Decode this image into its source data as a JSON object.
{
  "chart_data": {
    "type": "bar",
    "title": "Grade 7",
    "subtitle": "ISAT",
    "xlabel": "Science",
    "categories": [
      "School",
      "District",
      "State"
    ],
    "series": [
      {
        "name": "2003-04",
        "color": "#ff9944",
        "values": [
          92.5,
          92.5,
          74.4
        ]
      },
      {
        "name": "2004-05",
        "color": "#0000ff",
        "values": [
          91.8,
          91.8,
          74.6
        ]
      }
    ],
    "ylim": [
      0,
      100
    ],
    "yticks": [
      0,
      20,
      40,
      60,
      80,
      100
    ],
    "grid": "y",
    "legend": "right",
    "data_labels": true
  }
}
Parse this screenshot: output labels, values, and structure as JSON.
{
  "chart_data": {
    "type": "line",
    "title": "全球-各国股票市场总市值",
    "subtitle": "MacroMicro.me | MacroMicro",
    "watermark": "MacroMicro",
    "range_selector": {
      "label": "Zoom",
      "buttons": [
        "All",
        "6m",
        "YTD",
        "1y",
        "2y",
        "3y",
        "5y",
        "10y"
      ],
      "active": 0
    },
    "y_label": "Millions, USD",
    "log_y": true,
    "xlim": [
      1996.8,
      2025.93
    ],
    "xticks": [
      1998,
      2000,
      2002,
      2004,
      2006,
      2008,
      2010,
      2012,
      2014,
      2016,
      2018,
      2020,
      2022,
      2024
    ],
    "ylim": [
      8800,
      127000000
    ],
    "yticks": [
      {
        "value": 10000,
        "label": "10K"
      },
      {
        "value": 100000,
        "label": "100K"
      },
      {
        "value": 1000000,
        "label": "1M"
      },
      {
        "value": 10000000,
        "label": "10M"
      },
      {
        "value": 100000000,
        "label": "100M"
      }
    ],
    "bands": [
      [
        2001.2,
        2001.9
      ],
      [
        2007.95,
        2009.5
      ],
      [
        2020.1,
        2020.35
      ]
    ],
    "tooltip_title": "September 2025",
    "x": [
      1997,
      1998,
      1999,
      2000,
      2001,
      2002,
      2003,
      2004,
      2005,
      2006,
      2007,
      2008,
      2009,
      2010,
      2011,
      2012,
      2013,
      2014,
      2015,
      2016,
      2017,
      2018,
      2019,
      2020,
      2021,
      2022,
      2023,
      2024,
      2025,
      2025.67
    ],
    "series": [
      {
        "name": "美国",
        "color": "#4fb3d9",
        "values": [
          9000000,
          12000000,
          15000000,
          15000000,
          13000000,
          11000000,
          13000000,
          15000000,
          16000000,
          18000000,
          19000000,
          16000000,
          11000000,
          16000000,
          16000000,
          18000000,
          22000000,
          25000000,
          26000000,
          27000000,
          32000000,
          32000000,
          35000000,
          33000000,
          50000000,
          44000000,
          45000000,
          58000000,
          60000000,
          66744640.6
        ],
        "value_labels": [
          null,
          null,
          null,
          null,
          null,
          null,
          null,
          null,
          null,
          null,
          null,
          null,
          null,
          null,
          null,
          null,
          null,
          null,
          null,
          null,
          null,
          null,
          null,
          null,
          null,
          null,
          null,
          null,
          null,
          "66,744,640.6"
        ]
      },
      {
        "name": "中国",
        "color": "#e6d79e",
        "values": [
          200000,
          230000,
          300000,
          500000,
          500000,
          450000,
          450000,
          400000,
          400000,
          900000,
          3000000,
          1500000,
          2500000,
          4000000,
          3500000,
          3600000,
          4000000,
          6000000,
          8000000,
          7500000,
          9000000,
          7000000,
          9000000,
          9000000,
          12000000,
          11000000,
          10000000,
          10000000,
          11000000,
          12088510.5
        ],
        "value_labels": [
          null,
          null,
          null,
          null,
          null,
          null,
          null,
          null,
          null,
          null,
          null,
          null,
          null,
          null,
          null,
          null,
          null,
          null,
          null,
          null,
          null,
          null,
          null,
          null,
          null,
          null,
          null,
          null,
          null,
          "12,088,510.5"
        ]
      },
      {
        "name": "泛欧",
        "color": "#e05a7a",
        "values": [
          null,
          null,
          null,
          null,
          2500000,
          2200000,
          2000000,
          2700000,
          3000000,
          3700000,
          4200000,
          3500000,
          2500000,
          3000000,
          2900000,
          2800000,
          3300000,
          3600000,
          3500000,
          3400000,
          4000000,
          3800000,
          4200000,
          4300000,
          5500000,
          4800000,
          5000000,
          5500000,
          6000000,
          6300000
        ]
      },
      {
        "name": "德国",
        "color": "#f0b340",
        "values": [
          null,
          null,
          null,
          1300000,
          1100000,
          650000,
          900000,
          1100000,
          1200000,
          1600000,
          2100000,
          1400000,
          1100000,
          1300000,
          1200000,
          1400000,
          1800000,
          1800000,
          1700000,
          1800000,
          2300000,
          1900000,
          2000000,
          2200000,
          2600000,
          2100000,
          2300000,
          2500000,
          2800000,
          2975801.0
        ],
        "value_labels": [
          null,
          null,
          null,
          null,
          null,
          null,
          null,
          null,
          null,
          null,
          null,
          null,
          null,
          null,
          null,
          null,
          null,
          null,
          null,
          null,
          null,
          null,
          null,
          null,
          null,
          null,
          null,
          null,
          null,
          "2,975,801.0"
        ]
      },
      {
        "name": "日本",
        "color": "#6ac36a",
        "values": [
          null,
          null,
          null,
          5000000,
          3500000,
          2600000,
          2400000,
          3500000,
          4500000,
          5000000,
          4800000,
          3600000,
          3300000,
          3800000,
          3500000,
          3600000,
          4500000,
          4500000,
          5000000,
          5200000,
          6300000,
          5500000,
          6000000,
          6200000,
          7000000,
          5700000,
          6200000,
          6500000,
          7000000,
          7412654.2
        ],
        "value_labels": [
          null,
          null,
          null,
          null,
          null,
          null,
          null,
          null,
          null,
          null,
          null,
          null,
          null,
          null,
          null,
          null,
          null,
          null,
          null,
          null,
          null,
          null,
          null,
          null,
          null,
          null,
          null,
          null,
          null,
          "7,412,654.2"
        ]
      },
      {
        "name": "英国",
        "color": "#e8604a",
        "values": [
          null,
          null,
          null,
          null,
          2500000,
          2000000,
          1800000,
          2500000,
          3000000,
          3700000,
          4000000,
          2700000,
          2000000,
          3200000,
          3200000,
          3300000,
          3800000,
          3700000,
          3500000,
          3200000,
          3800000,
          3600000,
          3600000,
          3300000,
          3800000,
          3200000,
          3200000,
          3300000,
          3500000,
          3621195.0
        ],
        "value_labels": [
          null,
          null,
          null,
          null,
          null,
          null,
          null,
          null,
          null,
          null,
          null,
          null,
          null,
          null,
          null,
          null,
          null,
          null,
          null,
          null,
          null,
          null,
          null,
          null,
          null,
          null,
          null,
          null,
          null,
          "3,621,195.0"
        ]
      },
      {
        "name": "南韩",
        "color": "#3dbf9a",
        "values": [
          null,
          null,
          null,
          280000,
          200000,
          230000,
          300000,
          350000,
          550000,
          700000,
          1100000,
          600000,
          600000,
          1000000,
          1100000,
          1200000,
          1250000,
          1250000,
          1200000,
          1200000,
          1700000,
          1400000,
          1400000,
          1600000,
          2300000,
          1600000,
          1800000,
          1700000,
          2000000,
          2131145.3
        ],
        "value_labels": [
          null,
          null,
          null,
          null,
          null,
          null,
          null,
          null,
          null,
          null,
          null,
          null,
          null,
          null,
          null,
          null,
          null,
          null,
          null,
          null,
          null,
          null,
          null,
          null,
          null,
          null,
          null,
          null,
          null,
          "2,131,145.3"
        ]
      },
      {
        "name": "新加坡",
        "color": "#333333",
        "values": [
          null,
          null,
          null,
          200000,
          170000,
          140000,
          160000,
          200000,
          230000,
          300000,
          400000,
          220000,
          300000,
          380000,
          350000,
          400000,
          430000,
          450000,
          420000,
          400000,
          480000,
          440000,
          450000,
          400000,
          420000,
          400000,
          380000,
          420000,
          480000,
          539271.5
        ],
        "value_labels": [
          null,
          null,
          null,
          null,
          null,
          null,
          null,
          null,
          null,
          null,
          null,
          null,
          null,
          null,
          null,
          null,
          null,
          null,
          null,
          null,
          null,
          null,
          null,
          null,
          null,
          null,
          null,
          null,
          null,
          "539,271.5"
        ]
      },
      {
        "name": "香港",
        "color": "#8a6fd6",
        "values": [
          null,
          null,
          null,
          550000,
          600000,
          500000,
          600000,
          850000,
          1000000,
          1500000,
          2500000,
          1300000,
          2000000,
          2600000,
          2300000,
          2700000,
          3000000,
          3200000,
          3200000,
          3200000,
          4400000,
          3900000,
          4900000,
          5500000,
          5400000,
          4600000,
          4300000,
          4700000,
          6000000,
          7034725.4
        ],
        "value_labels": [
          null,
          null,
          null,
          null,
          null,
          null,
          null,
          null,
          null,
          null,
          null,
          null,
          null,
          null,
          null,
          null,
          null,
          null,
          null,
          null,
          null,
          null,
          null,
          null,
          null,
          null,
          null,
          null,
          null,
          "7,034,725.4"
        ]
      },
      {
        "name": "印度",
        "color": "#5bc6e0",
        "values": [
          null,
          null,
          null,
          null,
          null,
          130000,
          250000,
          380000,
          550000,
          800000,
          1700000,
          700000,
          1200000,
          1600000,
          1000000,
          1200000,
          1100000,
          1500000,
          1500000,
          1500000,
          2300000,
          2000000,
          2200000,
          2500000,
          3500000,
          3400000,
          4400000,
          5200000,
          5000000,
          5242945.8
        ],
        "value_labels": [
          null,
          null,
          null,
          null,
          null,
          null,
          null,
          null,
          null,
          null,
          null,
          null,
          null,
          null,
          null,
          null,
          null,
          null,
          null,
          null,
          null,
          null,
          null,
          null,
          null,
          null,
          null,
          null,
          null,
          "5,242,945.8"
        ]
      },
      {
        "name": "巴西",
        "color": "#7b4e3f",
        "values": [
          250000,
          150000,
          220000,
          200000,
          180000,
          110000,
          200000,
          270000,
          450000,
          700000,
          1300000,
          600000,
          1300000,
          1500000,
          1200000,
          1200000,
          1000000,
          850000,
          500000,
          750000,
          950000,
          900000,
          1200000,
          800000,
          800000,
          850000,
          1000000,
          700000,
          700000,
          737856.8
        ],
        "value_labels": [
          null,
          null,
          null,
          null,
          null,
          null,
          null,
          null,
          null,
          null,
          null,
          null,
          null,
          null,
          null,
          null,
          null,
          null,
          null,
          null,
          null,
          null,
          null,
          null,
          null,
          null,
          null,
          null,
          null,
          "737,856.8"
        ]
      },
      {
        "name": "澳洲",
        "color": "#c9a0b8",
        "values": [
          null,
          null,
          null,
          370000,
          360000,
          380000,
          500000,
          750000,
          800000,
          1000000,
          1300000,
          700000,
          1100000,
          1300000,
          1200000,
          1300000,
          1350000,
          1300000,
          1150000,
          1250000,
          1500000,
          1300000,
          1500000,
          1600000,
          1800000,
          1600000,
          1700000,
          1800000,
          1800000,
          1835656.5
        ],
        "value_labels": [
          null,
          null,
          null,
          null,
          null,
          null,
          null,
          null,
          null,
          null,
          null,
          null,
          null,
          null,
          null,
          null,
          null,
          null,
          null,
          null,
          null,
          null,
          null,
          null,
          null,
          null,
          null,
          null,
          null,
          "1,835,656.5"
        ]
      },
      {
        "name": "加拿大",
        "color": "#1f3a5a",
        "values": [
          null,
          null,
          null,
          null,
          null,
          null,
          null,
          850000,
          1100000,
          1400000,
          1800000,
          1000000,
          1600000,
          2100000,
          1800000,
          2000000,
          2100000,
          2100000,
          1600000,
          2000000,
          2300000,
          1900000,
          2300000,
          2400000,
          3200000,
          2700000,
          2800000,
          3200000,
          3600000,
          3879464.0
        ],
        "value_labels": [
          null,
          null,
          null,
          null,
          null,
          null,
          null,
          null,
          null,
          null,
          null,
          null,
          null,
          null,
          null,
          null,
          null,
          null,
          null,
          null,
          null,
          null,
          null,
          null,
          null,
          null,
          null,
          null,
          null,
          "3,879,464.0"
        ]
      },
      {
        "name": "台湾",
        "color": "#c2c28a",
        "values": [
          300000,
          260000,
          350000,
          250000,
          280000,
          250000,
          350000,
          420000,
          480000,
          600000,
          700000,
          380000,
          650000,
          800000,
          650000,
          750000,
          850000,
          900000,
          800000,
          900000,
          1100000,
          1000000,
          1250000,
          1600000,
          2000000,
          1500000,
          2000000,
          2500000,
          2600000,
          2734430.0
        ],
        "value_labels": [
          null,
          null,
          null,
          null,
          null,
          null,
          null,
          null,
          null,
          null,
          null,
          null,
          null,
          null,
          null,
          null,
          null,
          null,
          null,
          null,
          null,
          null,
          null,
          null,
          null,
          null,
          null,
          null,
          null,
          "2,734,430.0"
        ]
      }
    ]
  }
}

— Task objective —
Filter the entries down to the lines with the word "JSON" in them.

— Completed task —
Decode this image into its source data as a JSON object.
Parse this screenshot: output labels, values, and structure as JSON.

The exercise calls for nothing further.